## Stated exercise
Reproduce verbatim the passage from the text on The Crisis, starting at the words that contain "Lynchings and mob" and stopping after "accommodations and schools.".

**** Provided text ****

After Paris? Enter: W.E.B. DuBois and The Crisis


photo portrait of DuBois
W.E.B. DuBois, Editor, The Crisis magazine

By September 1917, The Crisis—the official publication of the National Association for the Advancement of Colored People (NAACP)—had been publishing for 10 years. The magazine was so named because the NAACP’s leadership and others considered racial prejudice or “the color line”  to be the crisis of American society in the 20th century.

W.E.B. DuBois, although busy with his own writing and numerous speaking engagements, and despite frequent personal and ideological skirmishes with the NAACP’s predominantly white and wealthy board of trustees, was doing a yeoman’s job of running the editorial and marketing aspects of the publication from its offices at 70 Fifth Avenue in New York. 


After The Crisis published Laura Wheeler’s cover illustration in January 1913, her name was regularly part of any mention of emerging Negro artists in the publication, including her early 1917 showing with the New York Water Color Club.  Aside from her work as an artist, DuBois was familiar with Laura as an instructor and choir director at Cheyney Training School for Teachers, as he was great friends with its principal, Dr. Leslie Pinckney Hill, and a frequent guest speaker at the school.


photo portrait of Jessie Fauset
Jessie R. Fauset, Literary Editor, The Crisis

And then, there was Laura’s growing association with Jessie Redmon Fauset, who was in regular correspondence with DuBois and considered him her most esteemed friend and advocate.  Jessie’s poems and short stories had been published in The Crisis for a number of years by 1917 and in two years she would be hired by DuBois as the magazine’s literary editor.


Thanks to her relationship with Jessie Fauset, her affiliation with Leslie P. Hill and Cheyney Normal School—which advertised regularly in The Crisis—and the publication’s ongoing need for art, the door opened for Laura to use the more practical skills she had honed at the Academy to do her bit for racial uplift as a professional illustrator.


image of 1910 masthead, The Crisis
early masthead

The Crisis reached a mostly middle-class African American audience that would ultimately grow to 50,000. The magazine’s primary focus, from its founding in 1910 through the 1940s, was to shed light on the issues of racism and violence—most notably, lynching—impacting black people in the U.S. While black American soldiers were fighting in Europe to make the world safe for democracy, justice was systematically and brutally denied Negroes at home.


Lynchings and mob violence went unpunished, Jim Crow segregation ruled the transportation systems, and race discrimination was rampant in civil service jobs, trade unions, and in public accommodations and schools. 


Nearly 3,000 black men and women had been lynched within the last 30 years – the course of Laura Wheeler’s lifetime—and these were only the documented cases.  More recently, by 1917, scores of blacks had been murdered and thousands of dollars in property destroyed in bloody race riots in Waco, Texas; Memphis, Tennessee; Chester, Pennsylvania; and East St. Louis, Illinois.


As a counterbalance, The Crisis published articles, editorials, and pictorials that highlighted the academic, professional, and property-owning accomplishments of upwardly mobile and successful individuals, organizations and communities. The magazine also informed its audience of the Negro’s involvement in regional and world events.

**** Provided data ****

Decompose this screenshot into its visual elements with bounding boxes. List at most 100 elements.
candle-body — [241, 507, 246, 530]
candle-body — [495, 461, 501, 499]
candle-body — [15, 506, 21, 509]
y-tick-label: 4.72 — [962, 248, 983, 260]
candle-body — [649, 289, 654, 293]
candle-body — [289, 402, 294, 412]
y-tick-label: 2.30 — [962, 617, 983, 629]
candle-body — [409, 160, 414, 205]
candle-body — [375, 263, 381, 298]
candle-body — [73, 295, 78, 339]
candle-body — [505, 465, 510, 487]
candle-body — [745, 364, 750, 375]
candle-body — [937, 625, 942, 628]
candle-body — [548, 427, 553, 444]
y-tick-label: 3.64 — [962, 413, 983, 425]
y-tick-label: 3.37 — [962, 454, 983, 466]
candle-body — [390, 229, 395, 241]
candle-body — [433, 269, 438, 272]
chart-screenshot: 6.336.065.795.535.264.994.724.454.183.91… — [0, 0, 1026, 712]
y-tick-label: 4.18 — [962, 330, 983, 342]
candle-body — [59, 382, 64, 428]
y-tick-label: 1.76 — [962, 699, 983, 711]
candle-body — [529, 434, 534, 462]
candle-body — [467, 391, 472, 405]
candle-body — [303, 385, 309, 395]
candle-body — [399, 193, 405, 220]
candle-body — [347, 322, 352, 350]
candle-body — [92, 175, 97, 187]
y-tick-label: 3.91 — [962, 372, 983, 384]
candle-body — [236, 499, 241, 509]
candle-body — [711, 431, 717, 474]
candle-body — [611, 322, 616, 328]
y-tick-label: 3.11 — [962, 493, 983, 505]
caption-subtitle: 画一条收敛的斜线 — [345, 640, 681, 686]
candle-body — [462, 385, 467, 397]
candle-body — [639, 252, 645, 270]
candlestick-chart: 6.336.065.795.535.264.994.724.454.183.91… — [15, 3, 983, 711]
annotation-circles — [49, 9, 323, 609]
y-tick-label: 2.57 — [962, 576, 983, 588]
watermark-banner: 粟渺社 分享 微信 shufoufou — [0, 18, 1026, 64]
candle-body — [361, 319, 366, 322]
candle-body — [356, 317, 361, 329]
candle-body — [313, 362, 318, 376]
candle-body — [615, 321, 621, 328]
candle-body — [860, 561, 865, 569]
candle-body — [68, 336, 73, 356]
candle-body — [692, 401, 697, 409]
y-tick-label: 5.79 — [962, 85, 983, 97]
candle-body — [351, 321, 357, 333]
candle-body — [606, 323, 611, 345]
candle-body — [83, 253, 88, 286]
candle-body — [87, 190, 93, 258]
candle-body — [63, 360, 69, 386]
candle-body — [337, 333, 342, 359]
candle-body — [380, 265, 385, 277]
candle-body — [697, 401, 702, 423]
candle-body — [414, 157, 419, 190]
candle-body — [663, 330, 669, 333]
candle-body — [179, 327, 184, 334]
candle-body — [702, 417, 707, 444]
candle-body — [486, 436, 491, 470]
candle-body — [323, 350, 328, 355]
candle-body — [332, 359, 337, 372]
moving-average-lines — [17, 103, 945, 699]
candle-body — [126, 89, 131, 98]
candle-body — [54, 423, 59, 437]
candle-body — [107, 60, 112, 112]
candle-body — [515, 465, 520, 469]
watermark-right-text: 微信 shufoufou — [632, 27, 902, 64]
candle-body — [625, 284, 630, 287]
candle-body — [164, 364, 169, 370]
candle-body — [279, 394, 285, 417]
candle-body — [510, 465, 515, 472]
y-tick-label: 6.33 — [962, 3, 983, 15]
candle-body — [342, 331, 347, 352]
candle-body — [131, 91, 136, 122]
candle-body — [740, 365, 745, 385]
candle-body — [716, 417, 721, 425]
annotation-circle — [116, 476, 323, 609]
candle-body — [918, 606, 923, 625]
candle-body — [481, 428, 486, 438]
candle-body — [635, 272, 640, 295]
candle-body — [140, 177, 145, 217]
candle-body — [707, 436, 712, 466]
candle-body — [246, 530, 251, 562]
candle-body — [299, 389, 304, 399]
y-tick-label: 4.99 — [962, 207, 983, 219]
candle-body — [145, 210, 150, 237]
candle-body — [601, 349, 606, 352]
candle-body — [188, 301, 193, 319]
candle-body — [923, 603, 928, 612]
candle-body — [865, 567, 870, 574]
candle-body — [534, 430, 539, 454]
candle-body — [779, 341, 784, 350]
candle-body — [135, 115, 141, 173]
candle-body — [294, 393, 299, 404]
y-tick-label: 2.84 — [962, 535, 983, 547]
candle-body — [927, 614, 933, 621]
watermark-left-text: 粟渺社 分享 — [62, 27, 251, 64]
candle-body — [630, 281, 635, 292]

****

## The solution
Lynchings and mob violence went unpunished, Jim Crow segregation ruled the transportation systems, and race discrimination was rampant in civil service jobs, trade unions, and in public accommodations and schools.